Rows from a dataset

━━━━━━

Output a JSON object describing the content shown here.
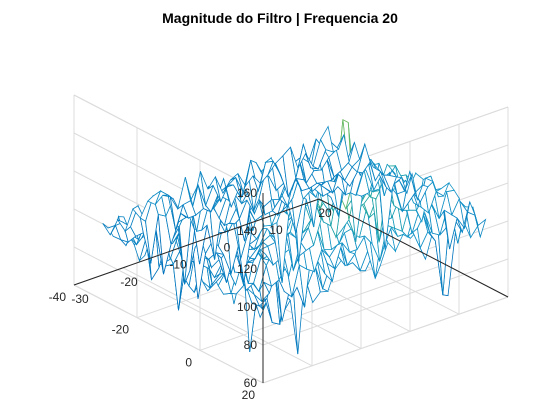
{
  "chart_data": {
    "type": "mesh",
    "title": "Magnitude do Filtro | Frequencia 20",
    "xlabel": "",
    "ylabel": "",
    "zlabel": "",
    "xlim": [
      -30,
      20
    ],
    "ylim": [
      -40,
      20
    ],
    "zlim": [
      60,
      160
    ],
    "xticks": [
      "-30",
      "-20",
      "-10",
      "0",
      "10",
      "20"
    ],
    "yticks": [
      "20",
      "0",
      "-20",
      "-40"
    ],
    "zticks": [
      "160",
      "140",
      "120",
      "100",
      "80",
      "60"
    ],
    "grid": true,
    "colormap": "parula",
    "surface": {
      "description_values": "noisy magnitude surface",
      "base_level": 96,
      "center_level": 122,
      "peak": {
        "x": 0,
        "y": 0,
        "z": 154
      },
      "min_dips": 63
    }
  },
  "colors": {
    "low": "#0072bd",
    "mid": "#21a89c",
    "high": "#e3c436",
    "axis": "#262626",
    "grid": "#dcdcdc"
  }
}
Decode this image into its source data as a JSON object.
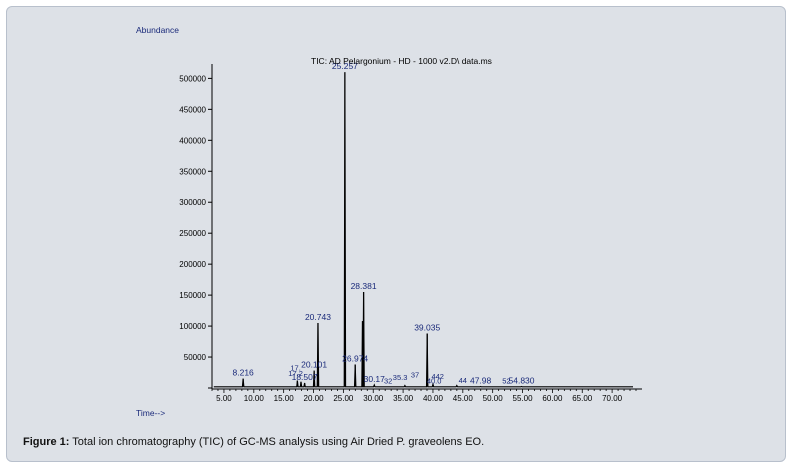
{
  "figure": {
    "caption_label": "Figure 1:",
    "caption_text": " Total ion chromatography (TIC) of GC-MS analysis using Air Dried P. graveolens EO."
  },
  "chart_data": {
    "type": "line",
    "title": "TIC: AD Pelargonium - HD - 1000 v2.D\\ data.ms",
    "ylabel": "Abundance",
    "xlabel": "Time-->",
    "xlim": [
      3.0,
      74.0
    ],
    "ylim": [
      0,
      520000
    ],
    "xticks": [
      5,
      10,
      15,
      20,
      25,
      30,
      35,
      40,
      45,
      50,
      55,
      60,
      65,
      70
    ],
    "xtick_labels": [
      "5.00",
      "10.00",
      "15.00",
      "20.00",
      "25.00",
      "30.00",
      "35.00",
      "40.00",
      "45.00",
      "50.00",
      "55.00",
      "60.00",
      "65.00",
      "70.00"
    ],
    "yticks": [
      50000,
      100000,
      150000,
      200000,
      250000,
      300000,
      350000,
      400000,
      450000,
      500000
    ],
    "ytick_labels": [
      "50000",
      "100000",
      "150000",
      "200000",
      "250000",
      "300000",
      "350000",
      "400000",
      "450000",
      "500000"
    ],
    "baseline": 2000,
    "peaks": [
      {
        "x": 8.216,
        "y": 15000,
        "label": "8.216"
      },
      {
        "x": 17.3,
        "y": 12000,
        "label": ""
      },
      {
        "x": 17.9,
        "y": 10000,
        "label": ""
      },
      {
        "x": 18.507,
        "y": 8000,
        "label": "18.507"
      },
      {
        "x": 20.101,
        "y": 28000,
        "label": "20.101"
      },
      {
        "x": 20.743,
        "y": 105000,
        "label": "20.743"
      },
      {
        "x": 25.257,
        "y": 510000,
        "label": "25.257"
      },
      {
        "x": 26.974,
        "y": 38000,
        "label": "26.974"
      },
      {
        "x": 28.2,
        "y": 108000,
        "label": ""
      },
      {
        "x": 28.381,
        "y": 155000,
        "label": "28.381"
      },
      {
        "x": 30.17,
        "y": 5000,
        "label": "30.17"
      },
      {
        "x": 35.3,
        "y": 4000,
        "label": ""
      },
      {
        "x": 39.035,
        "y": 88000,
        "label": "39.035"
      },
      {
        "x": 40.0,
        "y": 6000,
        "label": ""
      },
      {
        "x": 44.0,
        "y": 4000,
        "label": ""
      },
      {
        "x": 47.98,
        "y": 2500,
        "label": "47.98"
      },
      {
        "x": 54.83,
        "y": 2500,
        "label": "54.830"
      }
    ],
    "overlapping_labels": [
      {
        "x": 17.0,
        "y": 25000,
        "text": "17."
      },
      {
        "x": 17.0,
        "y": 16000,
        "text": "17.2"
      },
      {
        "x": 34.5,
        "y": 10000,
        "text": "35.3"
      },
      {
        "x": 37.0,
        "y": 14000,
        "text": "37"
      },
      {
        "x": 32.5,
        "y": 4000,
        "text": "32"
      },
      {
        "x": 40.8,
        "y": 11000,
        "text": "442"
      },
      {
        "x": 40.2,
        "y": 4000,
        "text": "40.0"
      },
      {
        "x": 45.0,
        "y": 4500,
        "text": "44"
      },
      {
        "x": 52.3,
        "y": 4000,
        "text": "52"
      }
    ]
  }
}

━━━━━━

» EXERCISE
Write out the listing word for word, omitting the pictures it holds.

» TASK OUTPUT
Output a JSON object describing the content shown here.
{
  "chart_data": {
    "type": "mesh",
    "title": "Magnitude do Filtro | Frequencia 20",
    "xlabel": "",
    "ylabel": "",
    "zlabel": "",
    "xlim": [
      -30,
      20
    ],
    "ylim": [
      -40,
      20
    ],
    "zlim": [
      60,
      160
    ],
    "xticks": [
      "-30",
      "-20",
      "-10",
      "0",
      "10",
      "20"
    ],
    "yticks": [
      "20",
      "0",
      "-20",
      "-40"
    ],
    "zticks": [
      "160",
      "140",
      "120",
      "100",
      "80",
      "60"
    ],
    "grid": true,
    "colormap": "parula",
    "surface": {
      "description_values": "noisy magnitude surface",
      "base_level": 96,
      "center_level": 122,
      "peak": {
        "x": 0,
        "y": 0,
        "z": 154
      },
      "min_dips": 63
    }
  },
  "colors": {
    "low": "#0072bd",
    "mid": "#21a89c",
    "high": "#e3c436",
    "axis": "#262626",
    "grid": "#dcdcdc"
  }
}
Decode this image into its source data as a JSON object.
{
  "figure": {
    "caption_label": "Figure 1:",
    "caption_text": " Total ion chromatography (TIC) of GC-MS analysis using Air Dried P. graveolens EO."
  },
  "chart_data": {
    "type": "line",
    "title": "TIC: AD Pelargonium - HD - 1000 v2.D\\ data.ms",
    "ylabel": "Abundance",
    "xlabel": "Time-->",
    "xlim": [
      3.0,
      74.0
    ],
    "ylim": [
      0,
      520000
    ],
    "xticks": [
      5,
      10,
      15,
      20,
      25,
      30,
      35,
      40,
      45,
      50,
      55,
      60,
      65,
      70
    ],
    "xtick_labels": [
      "5.00",
      "10.00",
      "15.00",
      "20.00",
      "25.00",
      "30.00",
      "35.00",
      "40.00",
      "45.00",
      "50.00",
      "55.00",
      "60.00",
      "65.00",
      "70.00"
    ],
    "yticks": [
      50000,
      100000,
      150000,
      200000,
      250000,
      300000,
      350000,
      400000,
      450000,
      500000
    ],
    "ytick_labels": [
      "50000",
      "100000",
      "150000",
      "200000",
      "250000",
      "300000",
      "350000",
      "400000",
      "450000",
      "500000"
    ],
    "baseline": 2000,
    "peaks": [
      {
        "x": 8.216,
        "y": 15000,
        "label": "8.216"
      },
      {
        "x": 17.3,
        "y": 12000,
        "label": ""
      },
      {
        "x": 17.9,
        "y": 10000,
        "label": ""
      },
      {
        "x": 18.507,
        "y": 8000,
        "label": "18.507"
      },
      {
        "x": 20.101,
        "y": 28000,
        "label": "20.101"
      },
      {
        "x": 20.743,
        "y": 105000,
        "label": "20.743"
      },
      {
        "x": 25.257,
        "y": 510000,
        "label": "25.257"
      },
      {
        "x": 26.974,
        "y": 38000,
        "label": "26.974"
      },
      {
        "x": 28.2,
        "y": 108000,
        "label": ""
      },
      {
        "x": 28.381,
        "y": 155000,
        "label": "28.381"
      },
      {
        "x": 30.17,
        "y": 5000,
        "label": "30.17"
      },
      {
        "x": 35.3,
        "y": 4000,
        "label": ""
      },
      {
        "x": 39.035,
        "y": 88000,
        "label": "39.035"
      },
      {
        "x": 40.0,
        "y": 6000,
        "label": ""
      },
      {
        "x": 44.0,
        "y": 4000,
        "label": ""
      },
      {
        "x": 47.98,
        "y": 2500,
        "label": "47.98"
      },
      {
        "x": 54.83,
        "y": 2500,
        "label": "54.830"
      }
    ],
    "overlapping_labels": [
      {
        "x": 17.0,
        "y": 25000,
        "text": "17."
      },
      {
        "x": 17.0,
        "y": 16000,
        "text": "17.2"
      },
      {
        "x": 34.5,
        "y": 10000,
        "text": "35.3"
      },
      {
        "x": 37.0,
        "y": 14000,
        "text": "37"
      },
      {
        "x": 32.5,
        "y": 4000,
        "text": "32"
      },
      {
        "x": 40.8,
        "y": 11000,
        "text": "442"
      },
      {
        "x": 40.2,
        "y": 4000,
        "text": "40.0"
      },
      {
        "x": 45.0,
        "y": 4500,
        "text": "44"
      },
      {
        "x": 52.3,
        "y": 4000,
        "text": "52"
      }
    ]
  }
}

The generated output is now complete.